# SHORT TASK:
Repeat the entries below exactly as they appear, with no pictures.

# LISTED RECORDS:

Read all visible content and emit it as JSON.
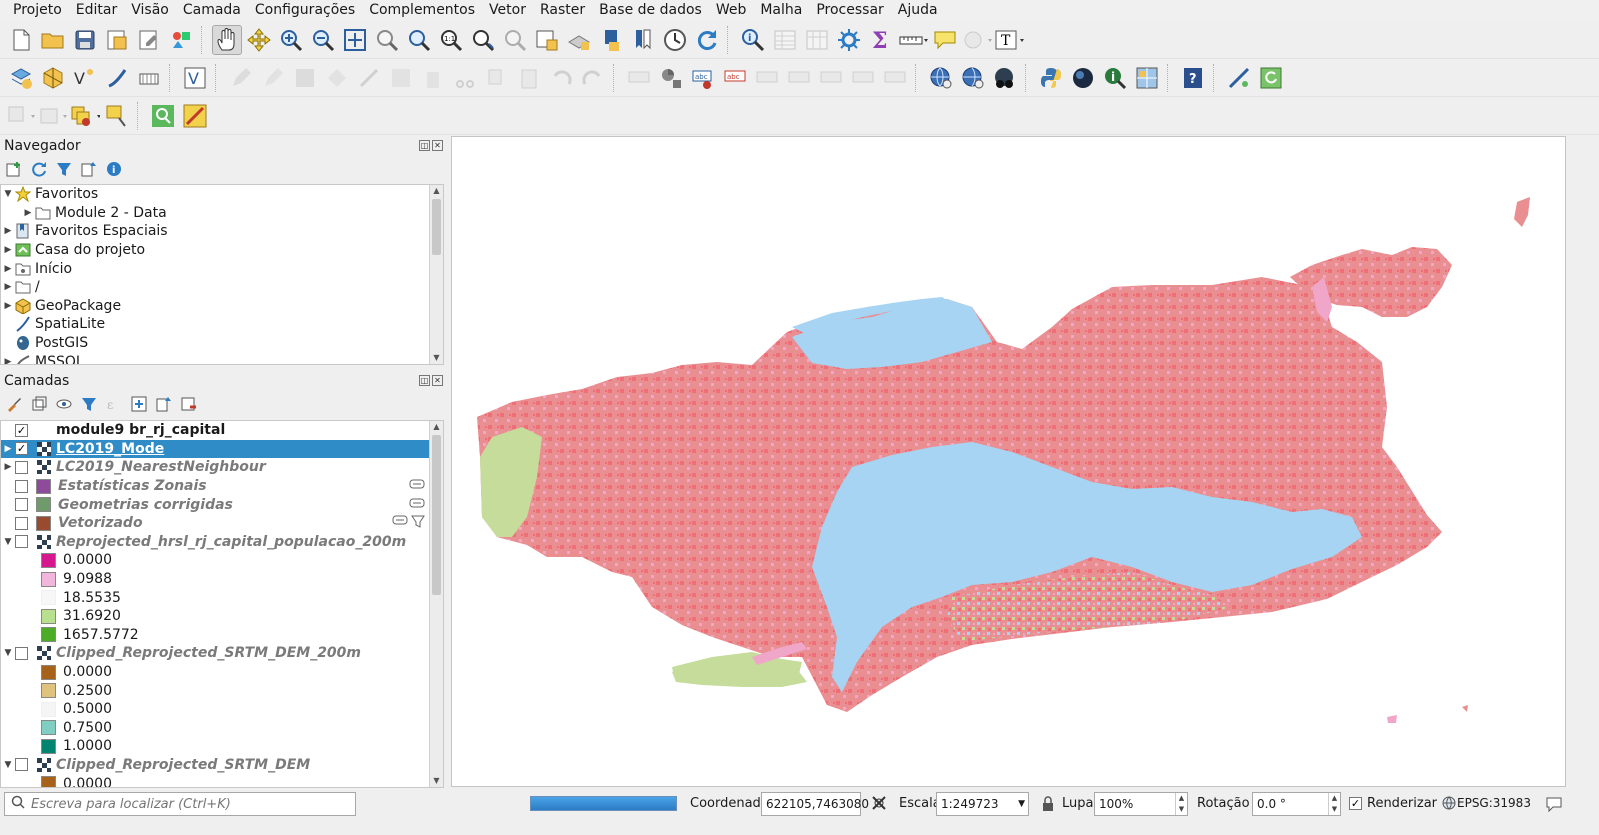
{
  "menu": [
    "Projeto",
    "Editar",
    "Visão",
    "Camada",
    "Configurações",
    "Complementos",
    "Vetor",
    "Raster",
    "Base de dados",
    "Web",
    "Malha",
    "Processar",
    "Ajuda"
  ],
  "navigator": {
    "title": "Navegador",
    "items": [
      {
        "label": "Favoritos",
        "icon": "star-icon"
      },
      {
        "label": "Module 2 - Data",
        "icon": "folder-icon"
      },
      {
        "label": "Favoritos Espaciais",
        "icon": "spatial-bookmarks-icon"
      },
      {
        "label": "Casa do projeto",
        "icon": "project-home-icon"
      },
      {
        "label": "Início",
        "icon": "home-folder-icon"
      },
      {
        "label": "/",
        "icon": "folder-icon"
      },
      {
        "label": "GeoPackage",
        "icon": "geopackage-icon"
      },
      {
        "label": "SpatiaLite",
        "icon": "spatialite-icon"
      },
      {
        "label": "PostGIS",
        "icon": "postgis-icon"
      },
      {
        "label": "MSSQL",
        "icon": "mssql-icon"
      }
    ]
  },
  "layers": {
    "title": "Camadas",
    "items": [
      {
        "label": "module9 br_rj_capital"
      },
      {
        "label": "LC2019_Mode"
      },
      {
        "label": "LC2019_NearestNeighbour"
      },
      {
        "label": "Estatísticas Zonais",
        "color": "#8e4b9c"
      },
      {
        "label": "Geometrias corrigidas",
        "color": "#6f9b6b"
      },
      {
        "label": "Vetorizado",
        "color": "#9a4a2e"
      },
      {
        "label": "Reprojected_hrsl_rj_capital_populacao_200m"
      },
      {
        "label": "Clipped_Reprojected_SRTM_DEM_200m"
      },
      {
        "label": "Clipped_Reprojected_SRTM_DEM"
      }
    ],
    "legend_population": [
      {
        "value": "0.0000",
        "color": "#d6188f"
      },
      {
        "value": "9.0988",
        "color": "#f0b6dc"
      },
      {
        "value": "18.5535",
        "color": "#f7f7f7"
      },
      {
        "value": "31.6920",
        "color": "#b9e08f"
      },
      {
        "value": "1657.5772",
        "color": "#4dac26"
      }
    ],
    "legend_dem_200m": [
      {
        "value": "0.0000",
        "color": "#a6611a"
      },
      {
        "value": "0.2500",
        "color": "#dfc27d"
      },
      {
        "value": "0.5000",
        "color": "#f5f5f5"
      },
      {
        "value": "0.7500",
        "color": "#80cdc1"
      },
      {
        "value": "1.0000",
        "color": "#018571"
      }
    ],
    "legend_dem": [
      {
        "value": "0.0000",
        "color": "#a6611a"
      }
    ]
  },
  "map_colors": {
    "urban": "#e98f92",
    "dense": "#ee6f78",
    "water": "#a7d4f2",
    "grass": "#c5dc9b",
    "pink": "#f0a6c9"
  },
  "status": {
    "locator_placeholder": "Escreva para localizar (Ctrl+K)",
    "coord_label": "Coordenada",
    "coord_value": "622105,7463080",
    "scale_label": "Escala",
    "scale_value": "1:249723",
    "magnifier_label": "Lupa",
    "magnifier_value": "100%",
    "rotation_label": "Rotação",
    "rotation_value": "0.0 °",
    "render_label": "Renderizar",
    "crs": "EPSG:31983"
  }
}
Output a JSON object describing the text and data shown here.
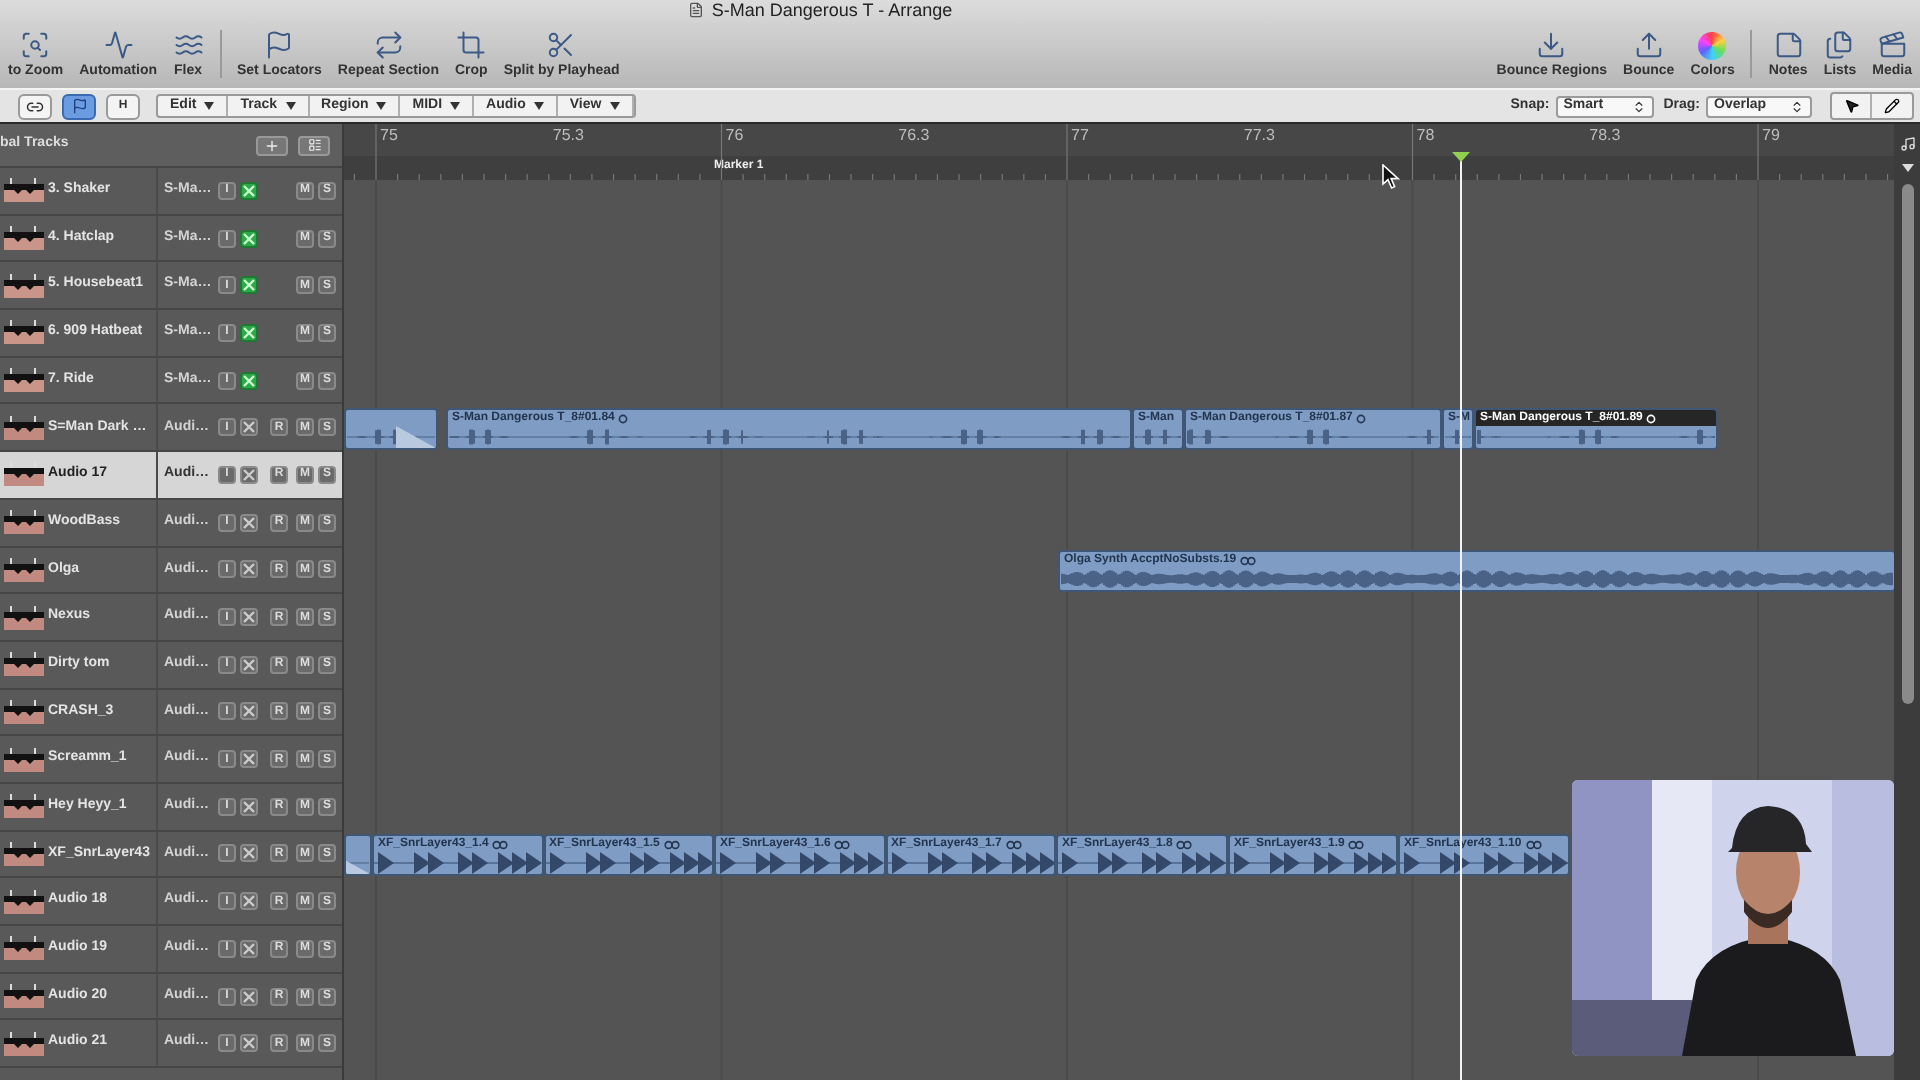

# RESULT OF THE TASK:
Read all visible content and emit it as JSON.
{
  "menu": [
    "Projeto",
    "Editar",
    "Visão",
    "Camada",
    "Configurações",
    "Complementos",
    "Vetor",
    "Raster",
    "Base de dados",
    "Web",
    "Malha",
    "Processar",
    "Ajuda"
  ],
  "navigator": {
    "title": "Navegador",
    "items": [
      {
        "label": "Favoritos",
        "icon": "star-icon"
      },
      {
        "label": "Module 2 - Data",
        "icon": "folder-icon"
      },
      {
        "label": "Favoritos Espaciais",
        "icon": "spatial-bookmarks-icon"
      },
      {
        "label": "Casa do projeto",
        "icon": "project-home-icon"
      },
      {
        "label": "Início",
        "icon": "home-folder-icon"
      },
      {
        "label": "/",
        "icon": "folder-icon"
      },
      {
        "label": "GeoPackage",
        "icon": "geopackage-icon"
      },
      {
        "label": "SpatiaLite",
        "icon": "spatialite-icon"
      },
      {
        "label": "PostGIS",
        "icon": "postgis-icon"
      },
      {
        "label": "MSSQL",
        "icon": "mssql-icon"
      }
    ]
  },
  "layers": {
    "title": "Camadas",
    "items": [
      {
        "label": "module9 br_rj_capital"
      },
      {
        "label": "LC2019_Mode"
      },
      {
        "label": "LC2019_NearestNeighbour"
      },
      {
        "label": "Estatísticas Zonais",
        "color": "#8e4b9c"
      },
      {
        "label": "Geometrias corrigidas",
        "color": "#6f9b6b"
      },
      {
        "label": "Vetorizado",
        "color": "#9a4a2e"
      },
      {
        "label": "Reprojected_hrsl_rj_capital_populacao_200m"
      },
      {
        "label": "Clipped_Reprojected_SRTM_DEM_200m"
      },
      {
        "label": "Clipped_Reprojected_SRTM_DEM"
      }
    ],
    "legend_population": [
      {
        "value": "0.0000",
        "color": "#d6188f"
      },
      {
        "value": "9.0988",
        "color": "#f0b6dc"
      },
      {
        "value": "18.5535",
        "color": "#f7f7f7"
      },
      {
        "value": "31.6920",
        "color": "#b9e08f"
      },
      {
        "value": "1657.5772",
        "color": "#4dac26"
      }
    ],
    "legend_dem_200m": [
      {
        "value": "0.0000",
        "color": "#a6611a"
      },
      {
        "value": "0.2500",
        "color": "#dfc27d"
      },
      {
        "value": "0.5000",
        "color": "#f5f5f5"
      },
      {
        "value": "0.7500",
        "color": "#80cdc1"
      },
      {
        "value": "1.0000",
        "color": "#018571"
      }
    ],
    "legend_dem": [
      {
        "value": "0.0000",
        "color": "#a6611a"
      }
    ]
  },
  "map_colors": {
    "urban": "#e98f92",
    "dense": "#ee6f78",
    "water": "#a7d4f2",
    "grass": "#c5dc9b",
    "pink": "#f0a6c9"
  },
  "status": {
    "locator_placeholder": "Escreva para localizar (Ctrl+K)",
    "coord_label": "Coordenada",
    "coord_value": "622105,7463080",
    "scale_label": "Escala",
    "scale_value": "1:249723",
    "magnifier_label": "Lupa",
    "magnifier_value": "100%",
    "rotation_label": "Rotação",
    "rotation_value": "0.0 °",
    "render_label": "Renderizar",
    "crs": "EPSG:31983"
  }
}
Output a JSON object describing the text and data shown here.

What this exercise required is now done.